### Stated task
Type out the complete listing below word for word, without its pictures.

### Supplied data

◆ ◆ ◆ ◆ ◆

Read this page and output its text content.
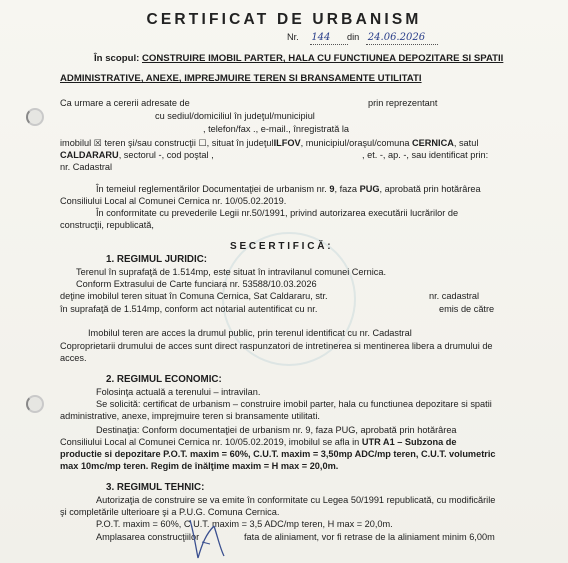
CERTIFICAT DE URBANISM
Nr. 144 din 24.06.2026
În scopul: CONSTRUIRE IMOBIL PARTER, HALA CU FUNCTIUNEA DEPOZITARE SI SPATII
ADMINISTRATIVE, ANEXE, IMPREJMUIRE TEREN SI BRANSAMENTE UTILITATI
Ca urmare a cererii adresate de	prin reprezentant
cu sediul/domiciliul în judeţul/municipiul
, telefon/fax ., e-mail., înregistrată la
imobilul ☒ teren şi/sau construcţii ☐, situat în judeţulILFOV, municipiul/oraşul/comuna CERNICA, satul
CALDARARU, sectorul -, cod poştal ,	, et. -, ap. -, sau identificat prin:
nr. Cadastral
În temeiul reglementărilor Documentaţiei de urbanism nr. 9, faza PUG, aprobată prin hotărârea
Consiliului Local al Comunei Cernica nr. 10/05.02.2019.
În conformitate cu prevederile Legii nr.50/1991, privind autorizarea executării lucrărilor de
construcţii, republicată,
S E C E R T I F I C Ă :
1. REGIMUL JURIDIC:
Terenul în suprafaţă de 1.514mp, este situat în intravilanul comunei Cernica.
Conform Extrasului de Carte funciara nr. 53588/10.03.2026
deţine imobilul teren situat în Comuna Cernica, Sat Caldararu, str.	nr. cadastral
în suprafaţă de 1.514mp, conform act notarial autentificat cu nr.	emis de către
Imobilul teren are acces la drumul public, prin terenul identificat cu nr. Cadastral
Coproprietarii drumului de acces sunt direct raspunzatori de intretinerea si mentinerea libera a drumului de
acces.
2. REGIMUL ECONOMIC:
Folosinţa actuală a terenului – intravilan.
Se solicită: certificat de urbanism – construire imobil parter, hala cu functiunea depozitare si spatii
administrative, anexe, imprejmuire teren si bransamente utilitati.
Destinaţia: Conform documentaţiei de urbanism nr. 9, faza PUG, aprobată prin hotărârea
Consiliului Local al Comunei Cernica nr. 10/05.02.2019, imobilul se afla in UTR A1 – Subzona de
productie si depozitare P.O.T. maxim = 60%, C.U.T. maxim = 3,50mp ADC/mp teren, C.U.T. volumetric
max 10mc/mp teren. Regim de înălţime maxim = H max = 20,0m.
3. REGIMUL TEHNIC:
Autorizaţia de construire se va emite în conformitate cu Legea 50/1991 republicată, cu modificările
şi completările ulterioare şi a P.U.G. Comuna Cernica.
P.O.T. maxim = 60%, C.U.T. maxim = 3,5 ADC/mp teren, H max = 20,0m.
Amplasarea construcţiilor	fata de aliniament, vor fi retrase de la aliniament minim 6,00m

◆ ◆ ◆ ◆ ◆

### Reply to the exercise
Read this page and output its text content.
CERTIFICAT DE URBANISM
Nr. 144 din 24.06.2026
În scopul: CONSTRUIRE IMOBIL PARTER, HALA CU FUNCTIUNEA DEPOZITARE SI SPATII
ADMINISTRATIVE, ANEXE, IMPREJMUIRE TEREN SI BRANSAMENTE UTILITATI
Ca urmare a cererii adresate de	prin reprezentant
cu sediul/domiciliul în judeţul/municipiul
, telefon/fax ., e-mail., înregistrată la
imobilul ☒ teren şi/sau construcţii ☐, situat în judeţulILFOV, municipiul/oraşul/comuna CERNICA, satul
CALDARARU, sectorul -, cod poştal ,	, et. -, ap. -, sau identificat prin:
nr. Cadastral
În temeiul reglementărilor Documentaţiei de urbanism nr. 9, faza PUG, aprobată prin hotărârea
Consiliului Local al Comunei Cernica nr. 10/05.02.2019.
În conformitate cu prevederile Legii nr.50/1991, privind autorizarea executării lucrărilor de
construcţii, republicată,
S E C E R T I F I C Ă :
1. REGIMUL JURIDIC:
Terenul în suprafaţă de 1.514mp, este situat în intravilanul comunei Cernica.
Conform Extrasului de Carte funciara nr. 53588/10.03.2026
deţine imobilul teren situat în Comuna Cernica, Sat Caldararu, str.	nr. cadastral
în suprafaţă de 1.514mp, conform act notarial autentificat cu nr.	emis de către
Imobilul teren are acces la drumul public, prin terenul identificat cu nr. Cadastral
Coproprietarii drumului de acces sunt direct raspunzatori de intretinerea si mentinerea libera a drumului de
acces.
2. REGIMUL ECONOMIC:
Folosinţa actuală a terenului – intravilan.
Se solicită: certificat de urbanism – construire imobil parter, hala cu functiunea depozitare si spatii
administrative, anexe, imprejmuire teren si bransamente utilitati.
Destinaţia: Conform documentaţiei de urbanism nr. 9, faza PUG, aprobată prin hotărârea
Consiliului Local al Comunei Cernica nr. 10/05.02.2019, imobilul se afla in UTR A1 – Subzona de
productie si depozitare P.O.T. maxim = 60%, C.U.T. maxim = 3,50mp ADC/mp teren, C.U.T. volumetric
max 10mc/mp teren. Regim de înălţime maxim = H max = 20,0m.
3. REGIMUL TEHNIC:
Autorizaţia de construire se va emite în conformitate cu Legea 50/1991 republicată, cu modificările
şi completările ulterioare şi a P.U.G. Comuna Cernica.
P.O.T. maxim = 60%, C.U.T. maxim = 3,5 ADC/mp teren, H max = 20,0m.
Amplasarea construcţiilor	fata de aliniament, vor fi retrase de la aliniament minim 6,00m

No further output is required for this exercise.